--- The request ---
Reproduce the records that follow in full, excluding any picture they contain.

BEGIN Dataset rows

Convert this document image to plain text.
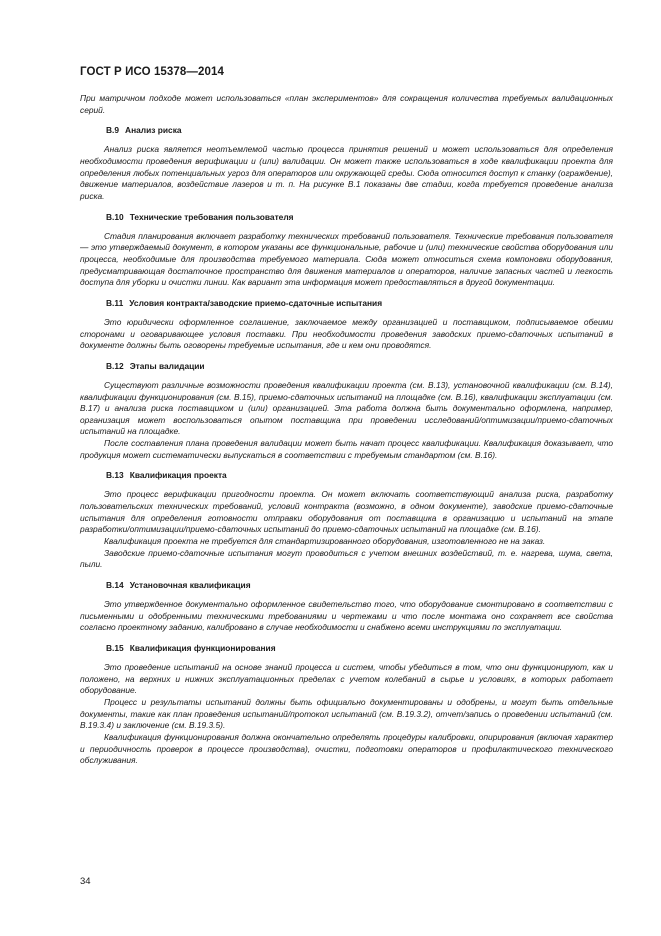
ГОСТ Р ИСО 15378—2014

При матричном подходе может использоваться «план экспериментов» для сокращения количества требуемых валидационных серий.

B.9 Анализ риска

Анализ риска является неотъемлемой частью процесса принятия решений и может использоваться для определения необходимости проведения верификации и (или) валидации. Он может также использоваться в ходе квалификации проекта для определения любых потенциальных угроз для операторов или окружающей среды. Сюда относится доступ к станку (ограждение), движение материалов, воздействие лазеров и т. п. На рисунке B.1 показаны две стадии, когда требуется проведение анализа риска.

B.10 Технические требования пользователя

Стадия планирования включает разработку технических требований пользователя. Технические требования пользователя — это утверждаемый документ, в котором указаны все функциональные, рабочие и (или) технические свойства оборудования или процесса, необходимые для производства требуемого материала. Сюда может относиться схема компоновки оборудования, предусматривающая достаточное пространство для движения материалов и операторов, наличие запасных частей и легкость доступа для уборки и очистки линии. Как вариант эта информация может предоставляться в другой документации.

B.11 Условия контракта/заводские приемо-сдаточные испытания

Это юридически оформленное соглашение, заключаемое между организацией и поставщиком, подписываемое обеими сторонами и оговаривающее условия поставки. При необходимости проведения заводских приемо-сдаточных испытаний в документе должны быть оговорены требуемые испытания, где и кем они проводятся.

B.12 Этапы валидации

Существуют различные возможности проведения квалификации проекта (см. B.13), установочной квалификации (см. B.14), квалификации функционирования (см. B.15), приемо-сдаточных испытаний на площадке (см. B.16), квалификации эксплуатации (см. B.17) и анализа риска поставщиком и (или) организацией. Эта работа должна быть документально оформлена, например, организация может воспользоваться опытом поставщика при проведении исследований/оптимизации/приемо-сдаточных испытаний на площадке.

После составления плана проведения валидации может быть начат процесс квалификации. Квалификация доказывает, что продукция может систематически выпускаться в соответствии с требуемым стандартом (см. B.16).

B.13 Квалификация проекта

Это процесс верификации пригодности проекта. Он может включать соответствующий анализа риска, разработку пользовательских технических требований, условий контракта (возможно, в одном документе), заводские приемо-сдаточные испытания для определения готовности отправки оборудования от поставщика в организацию и испытаний на этапе разработки/оптимизации/приемо-сдаточных испытаний до приемо-сдаточных испытаний на площадке (см. B.16).

Квалификация проекта не требуется для стандартизированного оборудования, изготовленного не на заказ.

Заводские приемо-сдаточные испытания могут проводиться с учетом внешних воздействий, т. е. нагрева, шума, света, пыли.

B.14 Установочная квалификация

Это утвержденное документально оформленное свидетельство того, что оборудование смонтировано в соответствии с письменными и одобренными техническими требованиями и чертежами и что после монтажа оно сохраняет все свойства согласно проектному заданию, калибровано в случае необходимости и снабжено всеми инструкциями по эксплуатации.

B.15 Квалификация функционирования

Это проведение испытаний на основе знаний процесса и систем, чтобы убедиться в том, что они функционируют, как и положено, на верхних и нижних эксплуатационных пределах с учетом колебаний в сырье и условиях, в которых работает оборудование.

Процесс и результаты испытаний должны быть официально документированы и одобрены, и могут быть отдельные документы, такие как план проведения испытаний/протокол испытаний (см. B.19.3.2), отчет/запись о проведении испытаний (см. B.19.3.4) и заключение (см. B.19.3.5).

Квалификация функционирования должна окончательно определять процедуры калибровки, опирирования (включая характер и периодичность проверок в процессе производства), очистки, подготовки операторов и профилактического технического обслуживания.

34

END Dataset rows

--- Output for this task ---
Convert this document image to plain text.
ГОСТ Р ИСО 15378—2014

При матричном подходе может использоваться «план экспериментов» для сокращения количества требуемых валидационных серий.

B.9 Анализ риска

Анализ риска является неотъемлемой частью процесса принятия решений и может использоваться для определения необходимости проведения верификации и (или) валидации. Он может также использоваться в ходе квалификации проекта для определения любых потенциальных угроз для операторов или окружающей среды. Сюда относится доступ к станку (ограждение), движение материалов, воздействие лазеров и т. п. На рисунке B.1 показаны две стадии, когда требуется проведение анализа риска.

B.10 Технические требования пользователя

Стадия планирования включает разработку технических требований пользователя. Технические требования пользователя — это утверждаемый документ, в котором указаны все функциональные, рабочие и (или) технические свойства оборудования или процесса, необходимые для производства требуемого материала. Сюда может относиться схема компоновки оборудования, предусматривающая достаточное пространство для движения материалов и операторов, наличие запасных частей и легкость доступа для уборки и очистки линии. Как вариант эта информация может предоставляться в другой документации.

B.11 Условия контракта/заводские приемо-сдаточные испытания

Это юридически оформленное соглашение, заключаемое между организацией и поставщиком, подписываемое обеими сторонами и оговаривающее условия поставки. При необходимости проведения заводских приемо-сдаточных испытаний в документе должны быть оговорены требуемые испытания, где и кем они проводятся.

B.12 Этапы валидации

Существуют различные возможности проведения квалификации проекта (см. B.13), установочной квалификации (см. B.14), квалификации функционирования (см. B.15), приемо-сдаточных испытаний на площадке (см. B.16), квалификации эксплуатации (см. B.17) и анализа риска поставщиком и (или) организацией. Эта работа должна быть документально оформлена, например, организация может воспользоваться опытом поставщика при проведении исследований/оптимизации/приемо-сдаточных испытаний на площадке.

После составления плана проведения валидации может быть начат процесс квалификации. Квалификация доказывает, что продукция может систематически выпускаться в соответствии с требуемым стандартом (см. B.16).

B.13 Квалификация проекта

Это процесс верификации пригодности проекта. Он может включать соответствующий анализа риска, разработку пользовательских технических требований, условий контракта (возможно, в одном документе), заводские приемо-сдаточные испытания для определения готовности отправки оборудования от поставщика в организацию и испытаний на этапе разработки/оптимизации/приемо-сдаточных испытаний до приемо-сдаточных испытаний на площадке (см. B.16).

Квалификация проекта не требуется для стандартизированного оборудования, изготовленного не на заказ.

Заводские приемо-сдаточные испытания могут проводиться с учетом внешних воздействий, т. е. нагрева, шума, света, пыли.

B.14 Установочная квалификация

Это утвержденное документально оформленное свидетельство того, что оборудование смонтировано в соответствии с письменными и одобренными техническими требованиями и чертежами и что после монтажа оно сохраняет все свойства согласно проектному заданию, калибровано в случае необходимости и снабжено всеми инструкциями по эксплуатации.

B.15 Квалификация функционирования

Это проведение испытаний на основе знаний процесса и систем, чтобы убедиться в том, что они функционируют, как и положено, на верхних и нижних эксплуатационных пределах с учетом колебаний в сырье и условиях, в которых работает оборудование.

Процесс и результаты испытаний должны быть официально документированы и одобрены, и могут быть отдельные документы, такие как план проведения испытаний/протокол испытаний (см. B.19.3.2), отчет/запись о проведении испытаний (см. B.19.3.4) и заключение (см. B.19.3.5).

Квалификация функционирования должна окончательно определять процедуры калибровки, опирирования (включая характер и периодичность проверок в процессе производства), очистки, подготовки операторов и профилактического технического обслуживания.

34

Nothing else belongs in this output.